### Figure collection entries
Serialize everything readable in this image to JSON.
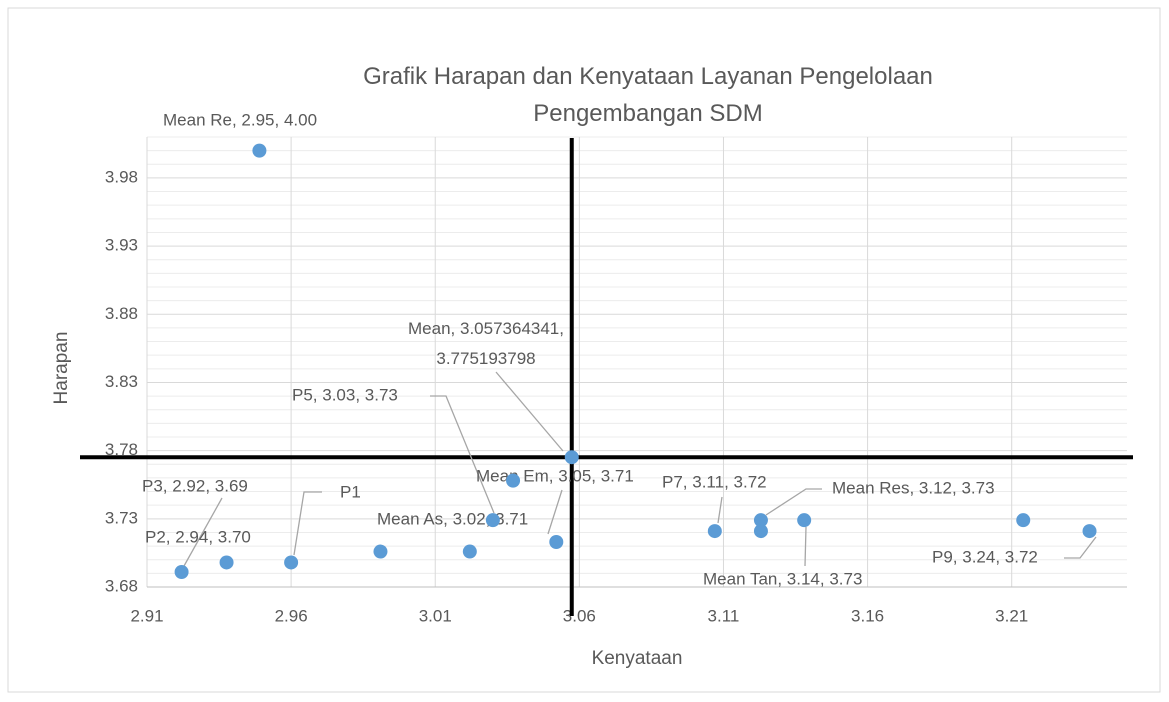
{
  "chart_data": {
    "type": "scatter",
    "title": "Grafik Harapan dan Kenyataan Layanan Pengelolaan Pengembangan SDM",
    "xlabel": "Kenyataan",
    "ylabel": "Harapan",
    "x": [
      2.949,
      2.922,
      2.9376,
      2.96,
      2.991,
      3.022,
      3.03,
      3.037,
      3.052,
      3.057364341,
      3.107,
      3.123,
      3.123,
      3.138,
      3.214,
      3.237
    ],
    "y": [
      4.0,
      3.691,
      3.698,
      3.698,
      3.706,
      3.706,
      3.729,
      3.758,
      3.713,
      3.775193798,
      3.721,
      3.729,
      3.721,
      3.729,
      3.729,
      3.721
    ],
    "labels": [
      "Mean Re, 2.95, 4.00",
      "P3, 2.92, 3.69",
      "P2, 2.94, 3.70",
      "P1",
      null,
      "Mean As, 3.02, 3.71",
      "P5, 3.03, 3.73",
      null,
      "Mean Em, 3.05, 3.71",
      "Mean, 3.057364341, 3.775193798",
      "P7, 3.11, 3.72",
      "Mean Res, 3.12, 3.73",
      null,
      "Mean Tan, 3.14, 3.73",
      null,
      "P9, 3.24, 3.72"
    ],
    "color": "#5b9bd5",
    "xlim": [
      2.91,
      3.25
    ],
    "ylim": [
      3.68,
      4.01
    ],
    "xticks": [
      2.91,
      2.96,
      3.01,
      3.06,
      3.11,
      3.16,
      3.21
    ],
    "yticks": [
      3.68,
      3.73,
      3.78,
      3.83,
      3.88,
      3.93,
      3.98
    ],
    "grid": true,
    "minor_grid": true
  }
}
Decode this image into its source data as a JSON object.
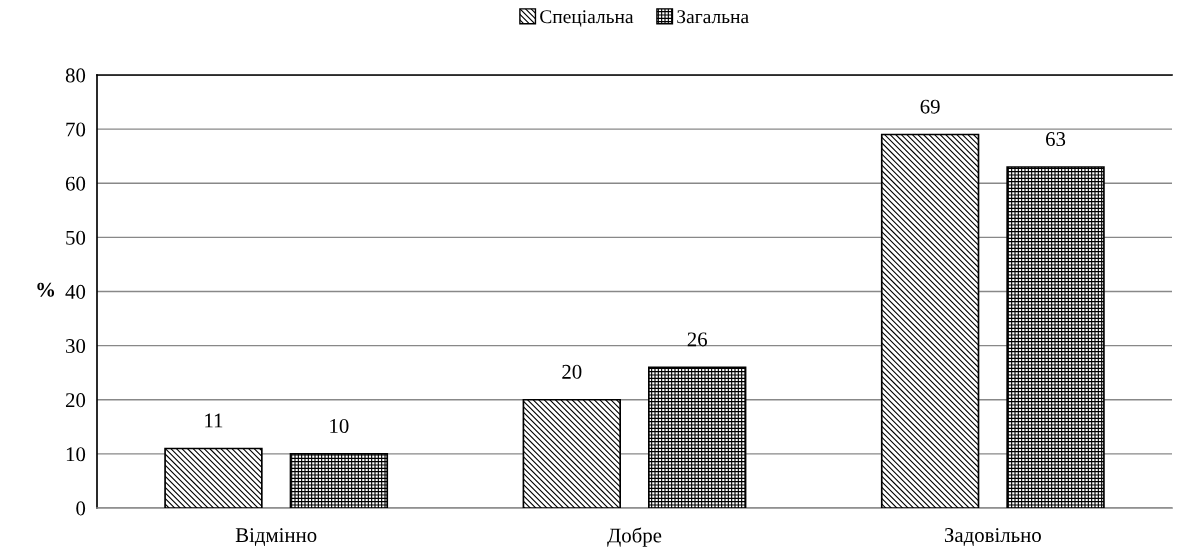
{
  "chart_data": {
    "type": "bar",
    "ylabel": "%",
    "categories": [
      "Відмінно",
      "Добре",
      "Задовільно"
    ],
    "series": [
      {
        "name": "Спеціальна",
        "color": "#000000",
        "values": [
          11,
          20,
          69
        ]
      },
      {
        "name": "Загальна",
        "color": "#000000",
        "values": [
          10,
          26,
          63
        ]
      }
    ],
    "ylim": [
      0,
      80
    ],
    "yticks": [
      0,
      10,
      20,
      30,
      40,
      50,
      60,
      70,
      80
    ],
    "grid": "y",
    "legend": "top",
    "data_labels": true
  }
}
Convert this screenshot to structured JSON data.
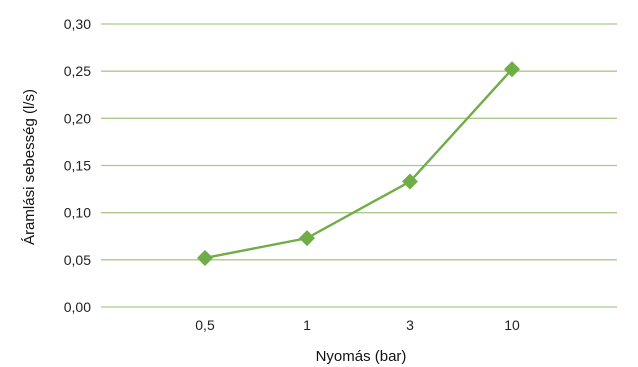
{
  "chart_data": {
    "type": "line",
    "categories": [
      "0,5",
      "1",
      "3",
      "10"
    ],
    "series": [
      {
        "values": [
          0.052,
          0.073,
          0.133,
          0.252
        ]
      }
    ],
    "ylim": [
      0,
      0.3
    ],
    "yticks": [
      "0,00",
      "0,05",
      "0,10",
      "0,15",
      "0,20",
      "0,25",
      "0,30"
    ],
    "xlabel": "Nyomás (bar)",
    "ylabel": "Áramlási sebesség (l/s)",
    "grid": true,
    "marker": "diamond",
    "colors": {
      "series": "#70ad47",
      "grid": "#a8c98a"
    }
  }
}
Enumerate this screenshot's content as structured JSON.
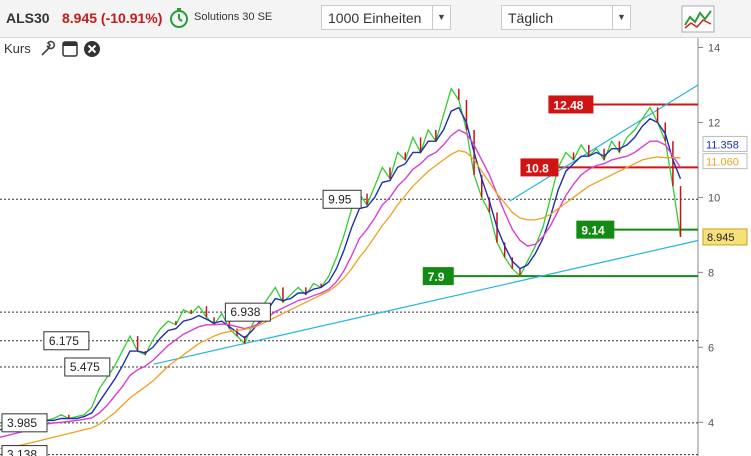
{
  "header": {
    "ticker": "ALS30",
    "price": "8.945 (-10.91%)",
    "trading_label": "Solutions 30 SE",
    "units_select": "1000 Einheiten",
    "interval_select": "Täglich"
  },
  "toolbar": {
    "kurs_label": "Kurs"
  },
  "colors": {
    "price_line": "#33cc33",
    "candle_down": "#cc1111",
    "ma_blue": "#1f2fb0",
    "ma_magenta": "#d93fcf",
    "ma_orange": "#f0a020",
    "trend_cyan": "#23b4e0",
    "level_red": "#d01414",
    "level_green": "#138a13"
  },
  "chart_data": {
    "type": "line",
    "yaxis": {
      "range": [
        3.1,
        14.2
      ],
      "ticks": [
        "14",
        "12",
        "10",
        "8",
        "6",
        "4"
      ]
    },
    "last_price": {
      "value": 8.945,
      "label": "8.945"
    },
    "ma_labels": [
      {
        "label": "11.358",
        "value": 11.36,
        "color": "#1f2fb0"
      },
      {
        "label": "11.060",
        "value": 11.06,
        "color": "#f0a020"
      }
    ],
    "levels": [
      {
        "value": 12.48,
        "label": "12.48",
        "style": "red",
        "line": "solid",
        "x_start": 0.8
      },
      {
        "value": 10.8,
        "label": "10.8",
        "style": "red",
        "line": "solid",
        "x_start": 0.76
      },
      {
        "value": 9.95,
        "label": "9.95",
        "style": "box",
        "line": "dotted",
        "x_start": 0.0
      },
      {
        "value": 9.14,
        "label": "9.14",
        "style": "green",
        "line": "solid",
        "x_start": 0.84
      },
      {
        "value": 7.9,
        "label": "7.9",
        "style": "green",
        "line": "solid",
        "x_start": 0.62
      },
      {
        "value": 6.938,
        "label": "6.938",
        "style": "box",
        "line": "dotted",
        "x_start": 0.0
      },
      {
        "value": 6.175,
        "label": "6.175",
        "style": "box",
        "line": "dotted",
        "x_start": 0.0
      },
      {
        "value": 5.475,
        "label": "5.475",
        "style": "box",
        "line": "dotted",
        "x_start": 0.0
      },
      {
        "value": 3.985,
        "label": "3.985",
        "style": "box",
        "line": "dotted",
        "x_start": 0.0
      },
      {
        "value": 3.138,
        "label": "3.138",
        "style": "box",
        "line": "dotted",
        "x_start": 0.0
      }
    ],
    "trendlines": [
      {
        "from": [
          0.22,
          5.55
        ],
        "to": [
          1.0,
          8.85
        ]
      },
      {
        "from": [
          0.73,
          9.9
        ],
        "to": [
          1.0,
          13.0
        ]
      }
    ],
    "series": [
      {
        "role": "price",
        "values": [
          3.9,
          3.95,
          4.0,
          4.05,
          4.2,
          4.1,
          4.05,
          4.1,
          4.2,
          4.1,
          4.15,
          4.2,
          4.4,
          4.9,
          5.2,
          5.5,
          5.9,
          6.3,
          5.9,
          5.8,
          6.2,
          6.5,
          6.7,
          6.6,
          7.0,
          6.9,
          7.1,
          6.8,
          6.6,
          6.9,
          6.5,
          6.3,
          6.1,
          6.6,
          7.0,
          7.3,
          7.6,
          7.2,
          7.4,
          7.6,
          7.4,
          7.7,
          7.6,
          7.9,
          8.4,
          9.0,
          9.7,
          10.1,
          9.8,
          10.3,
          10.8,
          10.5,
          11.2,
          11.0,
          11.6,
          11.2,
          11.8,
          11.5,
          12.2,
          12.9,
          12.6,
          11.8,
          10.6,
          10.0,
          9.6,
          8.8,
          8.4,
          8.1,
          7.9,
          8.3,
          8.7,
          9.2,
          10.0,
          10.8,
          11.2,
          11.0,
          11.4,
          11.1,
          11.3,
          11.0,
          11.5,
          11.2,
          11.6,
          11.8,
          12.1,
          12.4,
          12.0,
          11.5,
          10.3,
          8.945
        ]
      },
      {
        "role": "ma_short",
        "values": [
          3.8,
          3.85,
          3.9,
          3.95,
          4.05,
          4.05,
          4.05,
          4.05,
          4.1,
          4.1,
          4.1,
          4.15,
          4.25,
          4.55,
          4.85,
          5.15,
          5.5,
          5.9,
          5.9,
          5.85,
          6.0,
          6.25,
          6.45,
          6.5,
          6.7,
          6.75,
          6.85,
          6.75,
          6.65,
          6.7,
          6.55,
          6.4,
          6.25,
          6.45,
          6.7,
          7.0,
          7.3,
          7.25,
          7.3,
          7.45,
          7.45,
          7.55,
          7.6,
          7.75,
          8.1,
          8.6,
          9.2,
          9.7,
          9.75,
          10.0,
          10.4,
          10.45,
          10.8,
          10.9,
          11.2,
          11.2,
          11.5,
          11.5,
          11.8,
          12.3,
          12.4,
          12.0,
          11.2,
          10.5,
          9.9,
          9.2,
          8.7,
          8.3,
          8.1,
          8.2,
          8.5,
          8.9,
          9.5,
          10.2,
          10.7,
          10.9,
          11.1,
          11.1,
          11.2,
          11.1,
          11.3,
          11.3,
          11.4,
          11.6,
          11.9,
          12.1,
          12.0,
          11.7,
          11.0,
          10.5
        ]
      },
      {
        "role": "ma_mid",
        "values": [
          3.6,
          3.65,
          3.7,
          3.75,
          3.85,
          3.9,
          3.95,
          3.98,
          4.0,
          4.02,
          4.05,
          4.08,
          4.12,
          4.25,
          4.45,
          4.7,
          4.95,
          5.25,
          5.4,
          5.5,
          5.65,
          5.85,
          6.05,
          6.2,
          6.35,
          6.45,
          6.55,
          6.6,
          6.6,
          6.62,
          6.6,
          6.55,
          6.5,
          6.55,
          6.65,
          6.8,
          6.95,
          7.05,
          7.15,
          7.25,
          7.3,
          7.38,
          7.45,
          7.55,
          7.75,
          8.05,
          8.45,
          8.9,
          9.15,
          9.45,
          9.8,
          10.0,
          10.3,
          10.5,
          10.75,
          10.9,
          11.1,
          11.2,
          11.4,
          11.65,
          11.8,
          11.7,
          11.4,
          11.0,
          10.6,
          10.1,
          9.6,
          9.15,
          8.85,
          8.7,
          8.75,
          8.95,
          9.25,
          9.65,
          10.05,
          10.35,
          10.6,
          10.75,
          10.85,
          10.9,
          11.0,
          11.05,
          11.1,
          11.2,
          11.35,
          11.5,
          11.5,
          11.4,
          11.1,
          10.8
        ]
      },
      {
        "role": "ma_long",
        "values": [
          3.3,
          3.33,
          3.36,
          3.4,
          3.45,
          3.5,
          3.55,
          3.6,
          3.65,
          3.7,
          3.75,
          3.8,
          3.85,
          3.95,
          4.1,
          4.25,
          4.45,
          4.65,
          4.8,
          4.95,
          5.1,
          5.3,
          5.5,
          5.65,
          5.8,
          5.95,
          6.1,
          6.2,
          6.3,
          6.38,
          6.42,
          6.45,
          6.48,
          6.52,
          6.6,
          6.7,
          6.8,
          6.9,
          7.0,
          7.1,
          7.2,
          7.3,
          7.4,
          7.5,
          7.65,
          7.85,
          8.1,
          8.4,
          8.65,
          8.95,
          9.25,
          9.5,
          9.8,
          10.05,
          10.3,
          10.5,
          10.7,
          10.85,
          11.0,
          11.15,
          11.25,
          11.2,
          11.0,
          10.7,
          10.4,
          10.1,
          9.85,
          9.6,
          9.45,
          9.4,
          9.4,
          9.45,
          9.55,
          9.7,
          9.85,
          10.0,
          10.15,
          10.3,
          10.4,
          10.5,
          10.6,
          10.7,
          10.8,
          10.9,
          11.0,
          11.05,
          11.08,
          11.06,
          11.06,
          11.06
        ]
      }
    ]
  }
}
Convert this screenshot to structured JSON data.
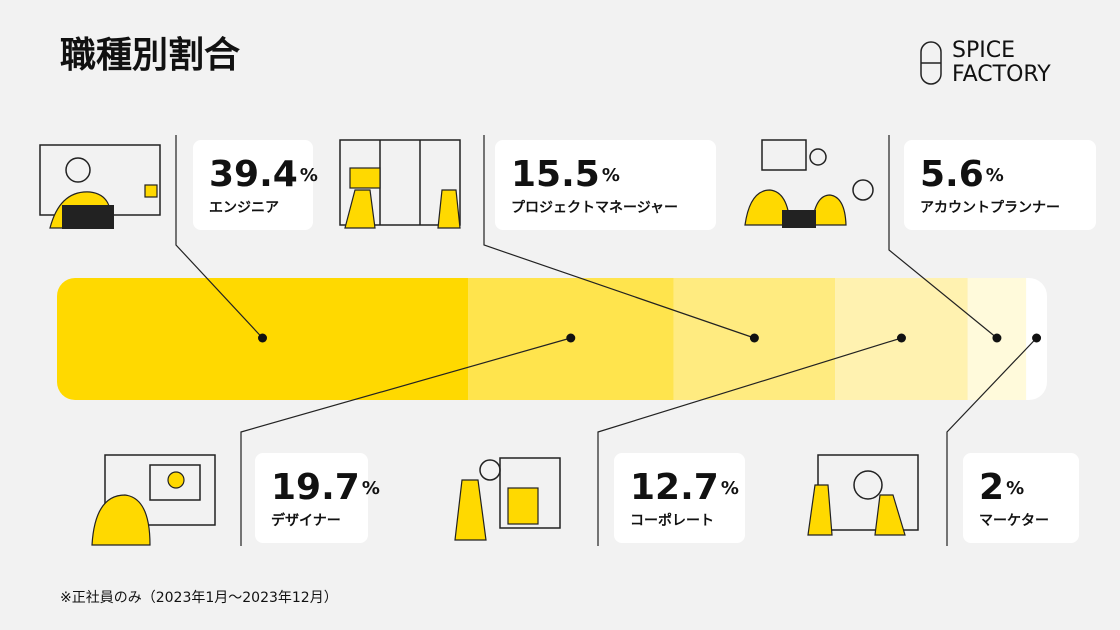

### The task
List all lines above in which the string "ylabel" appears.

### Written answer
    "ylabel": "Harapan",
    "ylabel": "%",
    "ylabel": "Áramlási sebesség (l/s)",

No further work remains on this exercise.